• [Recorded data]:
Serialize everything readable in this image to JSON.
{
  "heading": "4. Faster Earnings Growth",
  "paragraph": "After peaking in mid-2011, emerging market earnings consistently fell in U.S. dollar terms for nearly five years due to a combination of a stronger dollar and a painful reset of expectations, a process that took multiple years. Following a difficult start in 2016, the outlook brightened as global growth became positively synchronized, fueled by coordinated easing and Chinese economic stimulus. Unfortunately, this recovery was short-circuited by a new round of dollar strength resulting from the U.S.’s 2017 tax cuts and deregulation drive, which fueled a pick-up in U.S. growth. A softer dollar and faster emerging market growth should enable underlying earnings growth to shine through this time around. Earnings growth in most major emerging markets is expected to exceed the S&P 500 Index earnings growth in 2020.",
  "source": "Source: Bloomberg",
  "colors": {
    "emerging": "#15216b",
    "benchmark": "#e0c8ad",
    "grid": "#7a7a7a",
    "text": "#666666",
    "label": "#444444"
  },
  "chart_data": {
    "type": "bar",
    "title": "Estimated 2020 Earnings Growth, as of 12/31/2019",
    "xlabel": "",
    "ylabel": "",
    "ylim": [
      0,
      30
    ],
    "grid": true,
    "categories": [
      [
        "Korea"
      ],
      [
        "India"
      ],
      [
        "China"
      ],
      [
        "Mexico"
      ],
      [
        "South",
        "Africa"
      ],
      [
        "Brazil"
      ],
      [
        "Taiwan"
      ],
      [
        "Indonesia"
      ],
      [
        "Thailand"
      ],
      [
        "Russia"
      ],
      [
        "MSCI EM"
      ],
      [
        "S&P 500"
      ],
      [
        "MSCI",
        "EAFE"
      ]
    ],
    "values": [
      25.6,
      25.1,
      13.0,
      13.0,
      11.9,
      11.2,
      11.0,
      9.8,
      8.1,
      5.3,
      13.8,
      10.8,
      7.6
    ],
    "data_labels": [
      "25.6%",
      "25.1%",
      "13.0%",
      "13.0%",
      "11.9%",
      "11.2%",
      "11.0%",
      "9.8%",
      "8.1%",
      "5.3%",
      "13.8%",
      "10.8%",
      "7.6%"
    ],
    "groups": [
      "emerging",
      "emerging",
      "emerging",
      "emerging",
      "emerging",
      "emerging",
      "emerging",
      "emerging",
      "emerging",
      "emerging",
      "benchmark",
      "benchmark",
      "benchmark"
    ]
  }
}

• [Problem details]: From the records above, pull out every line containing the word "benchmark".

• [Answer to the problem]:
    "benchmark": "#e0c8ad",
      "benchmark",
      "benchmark",
      "benchmark"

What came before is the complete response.